WORK INSTRUCTIONS:
Word for word, quote all of the material, omitting the pictures.

Extracted data entries:
-- BEGIN --
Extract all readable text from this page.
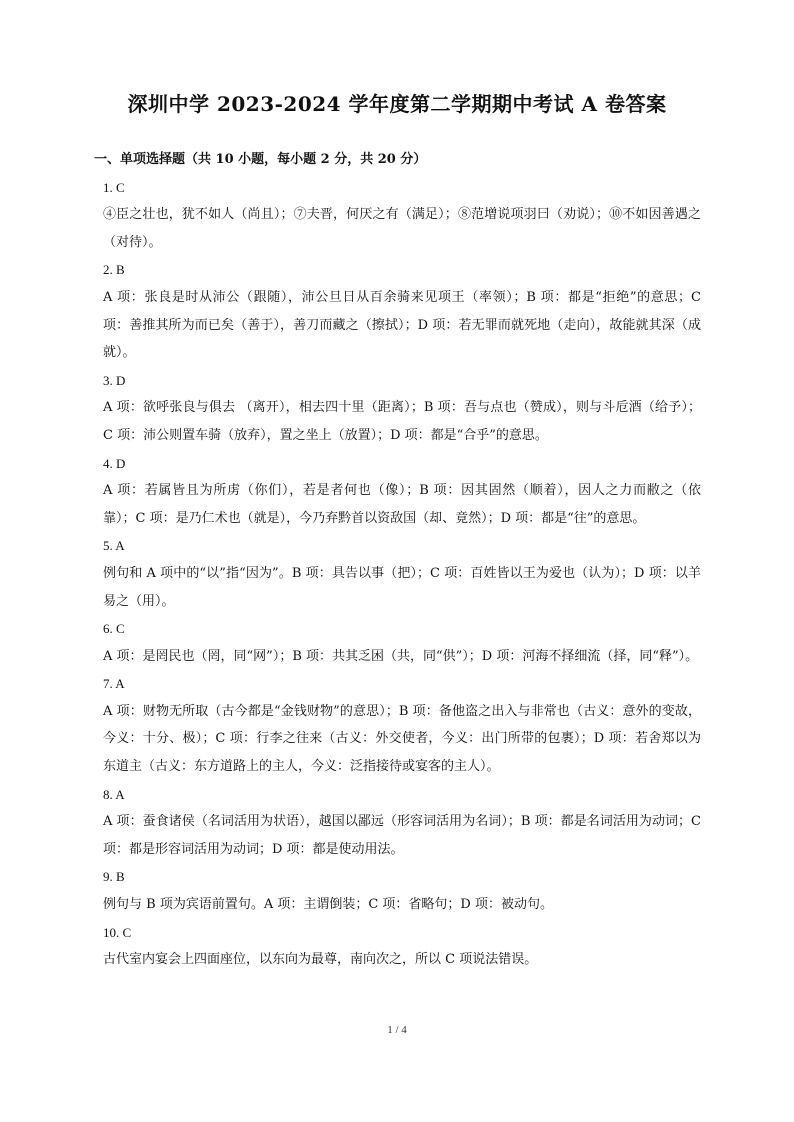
深圳中学 2023-2024 学年度第二学期期中考试 A 卷答案
一、单项选择题（共 10 小题，每小题 2 分，共 20 分）
1. C

④臣之壮也，犹不如人（尚且）；⑦夫晋，何厌之有（满足）；⑧范增说项羽曰（劝说）；⑩不如因善遇之（对待）。

2. B

A 项：张良是时从沛公（跟随），沛公旦日从百余骑来见项王（率领）；B 项：都是“拒绝”的意思；C 项：善推其所为而已矣（善于），善刀而藏之（擦拭）；D 项：若无罪而就死地（走向），故能就其深（成就）。

3. D

A 项：欲呼张良与俱去 （离开），相去四十里（距离）；B 项：吾与点也（赞成），则与斗卮酒（给予）；C 项：沛公则置车骑（放弃），置之坐上（放置）；D 项：都是“合乎”的意思。

4. D

A 项：若属皆且为所虏（你们），若是者何也（像）；B 项：因其固然（顺着），因人之力而敝之（依靠）；C 项：是乃仁术也（就是），今乃弃黔首以资敌国（却、竟然）；D 项：都是“往”的意思。

5. A

例句和 A 项中的“以”指“因为”。B 项：具告以事（把）；C 项：百姓皆以王为爱也（认为）；D 项：以羊易之（用）。

6. C

A 项：是罔民也（罔，同“网”）；B 项：共其乏困（共，同“供”）；D 项：河海不择细流（择，同“释”）。

7. A

A 项：财物无所取（古今都是“金钱财物”的意思）；B 项：备他盗之出入与非常也（古义：意外的变故，今义：十分、极）；C 项：行李之往来（古义：外交使者，今义：出门所带的包裹）；D 项：若舍郑以为东道主（古义：东方道路上的主人，今义：泛指接待或宴客的主人）。

8. A

A 项：蚕食诸侯（名词活用为状语），越国以鄙远（形容词活用为名词）；B 项：都是名词活用为动词；C 项：都是形容词活用为动词；D 项：都是使动用法。

9. B

例句与 B 项为宾语前置句。A 项：主谓倒装；C 项：省略句；D 项：被动句。

10. C

古代室内宴会上四面座位，以东向为最尊，南向次之，所以 C 项说法错误。

1 / 4
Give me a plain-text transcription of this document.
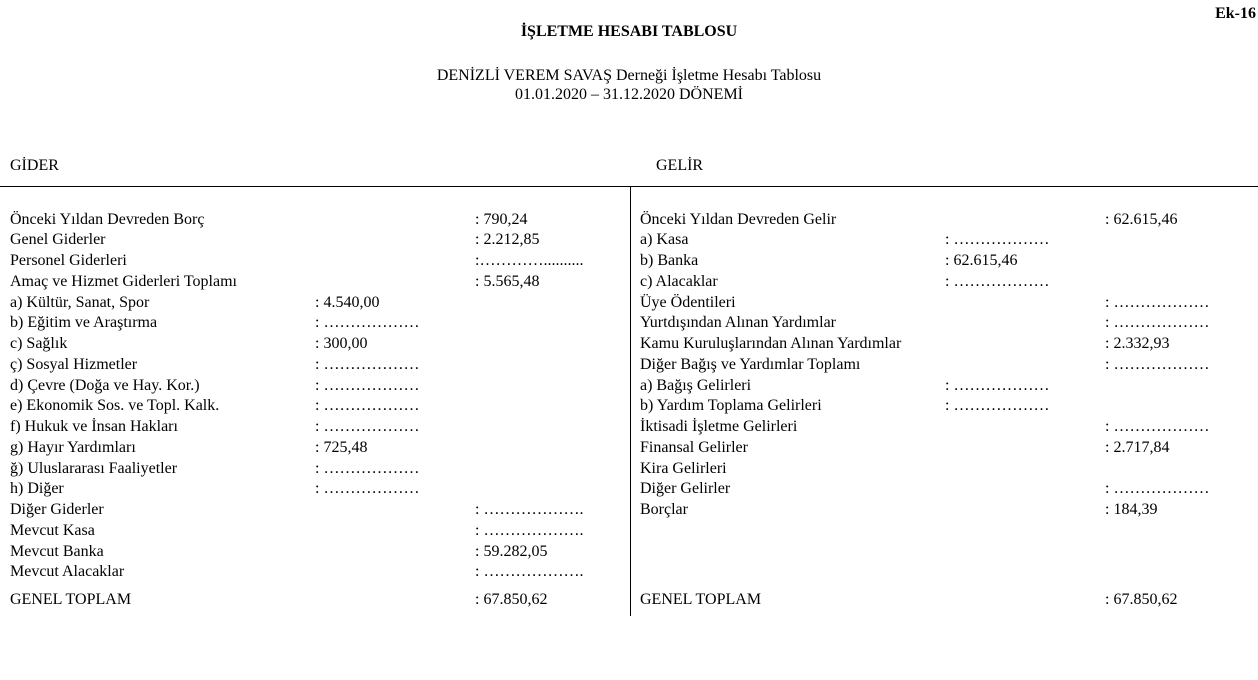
Ek-16
İŞLETME HESABI TABLOSU
DENİZLİ VEREM SAVAŞ Derneği İşletme Hesabı Tablosu
01.01.2020 – 31.12.2020 DÖNEMİ
GİDER	GELİR
Önceki Yıldan Devreden Borç	: 790,24
Genel Giderler	: 2.212,85
Personel Giderleri	:…………..........
Amaç ve Hizmet Giderleri Toplamı	: 5.565,48
a) Kültür, Sanat, Spor	: 4.540,00
b) Eğitim ve Araştırma	: ………………
c) Sağlık	: 300,00
ç) Sosyal Hizmetler	: ………………
d) Çevre (Doğa ve Hay. Kor.)	: ………………
e) Ekonomik Sos. ve Topl. Kalk.	: ………………
f) Hukuk ve İnsan Hakları	: ………………
g) Hayır Yardımları	: 725,48
ğ) Uluslararası Faaliyetler	: ………………
h) Diğer	: ………………
Diğer Giderler	: ……………….
Mevcut Kasa	: ……………….
Mevcut Banka	: 59.282,05
Mevcut Alacaklar	: ……………….
Önceki Yıldan Devreden Gelir	: 62.615,46
a) Kasa	: ………………
b) Banka	: 62.615,46
c) Alacaklar	: ………………
Üye Ödentileri	: ………………
Yurtdışından Alınan Yardımlar	: ………………
Kamu Kuruluşlarından Alınan Yardımlar	: 2.332,93
Diğer Bağış ve Yardımlar Toplamı	: ………………
a) Bağış Gelirleri	: ………………
b) Yardım Toplama Gelirleri	: ………………
İktisadi İşletme Gelirleri	: ………………
Finansal Gelirler	: 2.717,84
Kira Gelirleri
Diğer Gelirler	: ………………
Borçlar	: 184,39
GENEL TOPLAM	: 67.850,62	GENEL TOPLAM	: 67.850,62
-- END --
FULL SOLUTION:
Extract all readable text from this page.
深圳中学 2023-2024 学年度第二学期期中考试 A 卷答案
一、单项选择题（共 10 小题，每小题 2 分，共 20 分）
1. C

④臣之壮也，犹不如人（尚且）；⑦夫晋，何厌之有（满足）；⑧范增说项羽曰（劝说）；⑩不如因善遇之（对待）。

2. B

A 项：张良是时从沛公（跟随），沛公旦日从百余骑来见项王（率领）；B 项：都是“拒绝”的意思；C 项：善推其所为而已矣（善于），善刀而藏之（擦拭）；D 项：若无罪而就死地（走向），故能就其深（成就）。

3. D

A 项：欲呼张良与俱去 （离开），相去四十里（距离）；B 项：吾与点也（赞成），则与斗卮酒（给予）；C 项：沛公则置车骑（放弃），置之坐上（放置）；D 项：都是“合乎”的意思。

4. D

A 项：若属皆且为所虏（你们），若是者何也（像）；B 项：因其固然（顺着），因人之力而敝之（依靠）；C 项：是乃仁术也（就是），今乃弃黔首以资敌国（却、竟然）；D 项：都是“往”的意思。

5. A

例句和 A 项中的“以”指“因为”。B 项：具告以事（把）；C 项：百姓皆以王为爱也（认为）；D 项：以羊易之（用）。

6. C

A 项：是罔民也（罔，同“网”）；B 项：共其乏困（共，同“供”）；D 项：河海不择细流（择，同“释”）。

7. A

A 项：财物无所取（古今都是“金钱财物”的意思）；B 项：备他盗之出入与非常也（古义：意外的变故，今义：十分、极）；C 项：行李之往来（古义：外交使者，今义：出门所带的包裹）；D 项：若舍郑以为东道主（古义：东方道路上的主人，今义：泛指接待或宴客的主人）。

8. A

A 项：蚕食诸侯（名词活用为状语），越国以鄙远（形容词活用为名词）；B 项：都是名词活用为动词；C 项：都是形容词活用为动词；D 项：都是使动用法。

9. B

例句与 B 项为宾语前置句。A 项：主谓倒装；C 项：省略句；D 项：被动句。

10. C

古代室内宴会上四面座位，以东向为最尊，南向次之，所以 C 项说法错误。

1 / 4
Give me a plain-text transcription of this document.
Ek-16
İŞLETME HESABI TABLOSU
DENİZLİ VEREM SAVAŞ Derneği İşletme Hesabı Tablosu
01.01.2020 – 31.12.2020 DÖNEMİ
GİDER	GELİR
Önceki Yıldan Devreden Borç	: 790,24
Genel Giderler	: 2.212,85
Personel Giderleri	:…………..........
Amaç ve Hizmet Giderleri Toplamı	: 5.565,48
a) Kültür, Sanat, Spor	: 4.540,00
b) Eğitim ve Araştırma	: ………………
c) Sağlık	: 300,00
ç) Sosyal Hizmetler	: ………………
d) Çevre (Doğa ve Hay. Kor.)	: ………………
e) Ekonomik Sos. ve Topl. Kalk.	: ………………
f) Hukuk ve İnsan Hakları	: ………………
g) Hayır Yardımları	: 725,48
ğ) Uluslararası Faaliyetler	: ………………
h) Diğer	: ………………
Diğer Giderler	: ……………….
Mevcut Kasa	: ……………….
Mevcut Banka	: 59.282,05
Mevcut Alacaklar	: ……………….
Önceki Yıldan Devreden Gelir	: 62.615,46
a) Kasa	: ………………
b) Banka	: 62.615,46
c) Alacaklar	: ………………
Üye Ödentileri	: ………………
Yurtdışından Alınan Yardımlar	: ………………
Kamu Kuruluşlarından Alınan Yardımlar	: 2.332,93
Diğer Bağış ve Yardımlar Toplamı	: ………………
a) Bağış Gelirleri	: ………………
b) Yardım Toplama Gelirleri	: ………………
İktisadi İşletme Gelirleri	: ………………
Finansal Gelirler	: 2.717,84
Kira Gelirleri
Diğer Gelirler	: ………………
Borçlar	: 184,39
GENEL TOPLAM	: 67.850,62	GENEL TOPLAM	: 67.850,62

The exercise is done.